# The exercise
Every record must be written out once more, with nothing added or omitted.

Data items
━━━━━━━━━━━━━━━━━━━━━━━━━━━━━━
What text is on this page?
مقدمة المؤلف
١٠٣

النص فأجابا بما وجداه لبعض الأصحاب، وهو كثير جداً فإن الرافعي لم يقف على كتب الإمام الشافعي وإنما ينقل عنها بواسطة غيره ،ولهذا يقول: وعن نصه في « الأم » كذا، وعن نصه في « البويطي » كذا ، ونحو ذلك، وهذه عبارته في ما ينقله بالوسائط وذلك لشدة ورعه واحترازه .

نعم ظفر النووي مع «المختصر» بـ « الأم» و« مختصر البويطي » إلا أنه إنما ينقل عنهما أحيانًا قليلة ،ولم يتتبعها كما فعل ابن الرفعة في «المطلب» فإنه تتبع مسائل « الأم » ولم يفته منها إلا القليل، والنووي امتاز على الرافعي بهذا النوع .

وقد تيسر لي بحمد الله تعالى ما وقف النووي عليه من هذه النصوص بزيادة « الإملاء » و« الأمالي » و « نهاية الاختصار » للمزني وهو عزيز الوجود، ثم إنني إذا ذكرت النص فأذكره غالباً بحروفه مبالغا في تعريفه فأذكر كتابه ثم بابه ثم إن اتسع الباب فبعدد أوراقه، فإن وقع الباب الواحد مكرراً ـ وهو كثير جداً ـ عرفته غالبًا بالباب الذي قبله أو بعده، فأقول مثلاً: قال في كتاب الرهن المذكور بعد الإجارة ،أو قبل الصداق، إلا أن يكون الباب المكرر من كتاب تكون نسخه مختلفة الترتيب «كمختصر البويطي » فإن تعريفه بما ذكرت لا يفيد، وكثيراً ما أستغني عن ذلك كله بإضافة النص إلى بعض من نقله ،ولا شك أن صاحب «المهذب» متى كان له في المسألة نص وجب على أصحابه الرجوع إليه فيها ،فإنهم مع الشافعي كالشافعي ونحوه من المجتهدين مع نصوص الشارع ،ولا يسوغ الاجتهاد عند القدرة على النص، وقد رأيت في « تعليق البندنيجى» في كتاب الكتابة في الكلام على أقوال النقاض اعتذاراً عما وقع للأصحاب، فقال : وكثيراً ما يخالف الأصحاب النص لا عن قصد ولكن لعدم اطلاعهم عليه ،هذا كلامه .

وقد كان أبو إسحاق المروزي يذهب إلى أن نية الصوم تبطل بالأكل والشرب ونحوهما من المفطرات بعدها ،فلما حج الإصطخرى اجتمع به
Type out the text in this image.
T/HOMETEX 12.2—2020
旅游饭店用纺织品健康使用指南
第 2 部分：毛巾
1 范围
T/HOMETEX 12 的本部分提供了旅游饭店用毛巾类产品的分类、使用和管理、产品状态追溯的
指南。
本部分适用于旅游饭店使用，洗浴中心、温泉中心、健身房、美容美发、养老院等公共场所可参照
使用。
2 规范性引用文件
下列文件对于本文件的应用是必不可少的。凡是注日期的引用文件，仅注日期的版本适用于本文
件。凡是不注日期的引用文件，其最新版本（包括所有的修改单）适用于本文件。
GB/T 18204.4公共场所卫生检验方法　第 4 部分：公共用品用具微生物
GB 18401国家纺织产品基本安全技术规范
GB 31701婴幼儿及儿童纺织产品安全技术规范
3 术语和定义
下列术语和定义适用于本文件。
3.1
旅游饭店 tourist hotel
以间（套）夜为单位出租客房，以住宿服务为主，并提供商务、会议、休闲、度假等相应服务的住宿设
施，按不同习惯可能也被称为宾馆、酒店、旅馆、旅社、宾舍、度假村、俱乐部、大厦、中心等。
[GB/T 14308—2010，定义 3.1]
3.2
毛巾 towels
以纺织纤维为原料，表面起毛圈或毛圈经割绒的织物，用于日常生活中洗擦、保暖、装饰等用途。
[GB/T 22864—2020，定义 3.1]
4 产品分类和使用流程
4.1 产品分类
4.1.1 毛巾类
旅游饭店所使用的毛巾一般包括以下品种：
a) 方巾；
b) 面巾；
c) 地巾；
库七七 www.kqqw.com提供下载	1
━━━━━━━━━━━━━━━━━━━━━━━━━━━━━━
# Response to the task
What text is on this page?
مقدمة المؤلف
١٠٣

النص فأجابا بما وجداه لبعض الأصحاب، وهو كثير جداً فإن الرافعي لم يقف على كتب الإمام الشافعي وإنما ينقل عنها بواسطة غيره ،ولهذا يقول: وعن نصه في « الأم » كذا، وعن نصه في « البويطي » كذا ، ونحو ذلك، وهذه عبارته في ما ينقله بالوسائط وذلك لشدة ورعه واحترازه .

نعم ظفر النووي مع «المختصر» بـ « الأم» و« مختصر البويطي » إلا أنه إنما ينقل عنهما أحيانًا قليلة ،ولم يتتبعها كما فعل ابن الرفعة في «المطلب» فإنه تتبع مسائل « الأم » ولم يفته منها إلا القليل، والنووي امتاز على الرافعي بهذا النوع .

وقد تيسر لي بحمد الله تعالى ما وقف النووي عليه من هذه النصوص بزيادة « الإملاء » و« الأمالي » و « نهاية الاختصار » للمزني وهو عزيز الوجود، ثم إنني إذا ذكرت النص فأذكره غالباً بحروفه مبالغا في تعريفه فأذكر كتابه ثم بابه ثم إن اتسع الباب فبعدد أوراقه، فإن وقع الباب الواحد مكرراً ـ وهو كثير جداً ـ عرفته غالبًا بالباب الذي قبله أو بعده، فأقول مثلاً: قال في كتاب الرهن المذكور بعد الإجارة ،أو قبل الصداق، إلا أن يكون الباب المكرر من كتاب تكون نسخه مختلفة الترتيب «كمختصر البويطي » فإن تعريفه بما ذكرت لا يفيد، وكثيراً ما أستغني عن ذلك كله بإضافة النص إلى بعض من نقله ،ولا شك أن صاحب «المهذب» متى كان له في المسألة نص وجب على أصحابه الرجوع إليه فيها ،فإنهم مع الشافعي كالشافعي ونحوه من المجتهدين مع نصوص الشارع ،ولا يسوغ الاجتهاد عند القدرة على النص، وقد رأيت في « تعليق البندنيجى» في كتاب الكتابة في الكلام على أقوال النقاض اعتذاراً عما وقع للأصحاب، فقال : وكثيراً ما يخالف الأصحاب النص لا عن قصد ولكن لعدم اطلاعهم عليه ،هذا كلامه .

وقد كان أبو إسحاق المروزي يذهب إلى أن نية الصوم تبطل بالأكل والشرب ونحوهما من المفطرات بعدها ،فلما حج الإصطخرى اجتمع به
Type out the text in this image.
T/HOMETEX 12.2—2020
旅游饭店用纺织品健康使用指南
第 2 部分：毛巾
1 范围
T/HOMETEX 12 的本部分提供了旅游饭店用毛巾类产品的分类、使用和管理、产品状态追溯的
指南。
本部分适用于旅游饭店使用，洗浴中心、温泉中心、健身房、美容美发、养老院等公共场所可参照
使用。
2 规范性引用文件
下列文件对于本文件的应用是必不可少的。凡是注日期的引用文件，仅注日期的版本适用于本文
件。凡是不注日期的引用文件，其最新版本（包括所有的修改单）适用于本文件。
GB/T 18204.4公共场所卫生检验方法　第 4 部分：公共用品用具微生物
GB 18401国家纺织产品基本安全技术规范
GB 31701婴幼儿及儿童纺织产品安全技术规范
3 术语和定义
下列术语和定义适用于本文件。
3.1
旅游饭店 tourist hotel
以间（套）夜为单位出租客房，以住宿服务为主，并提供商务、会议、休闲、度假等相应服务的住宿设
施，按不同习惯可能也被称为宾馆、酒店、旅馆、旅社、宾舍、度假村、俱乐部、大厦、中心等。
[GB/T 14308—2010，定义 3.1]
3.2
毛巾 towels
以纺织纤维为原料，表面起毛圈或毛圈经割绒的织物，用于日常生活中洗擦、保暖、装饰等用途。
[GB/T 22864—2020，定义 3.1]
4 产品分类和使用流程
4.1 产品分类
4.1.1 毛巾类
旅游饭店所使用的毛巾一般包括以下品种：
a) 方巾；
b) 面巾；
c) 地巾；
库七七 www.kqqw.com提供下载	1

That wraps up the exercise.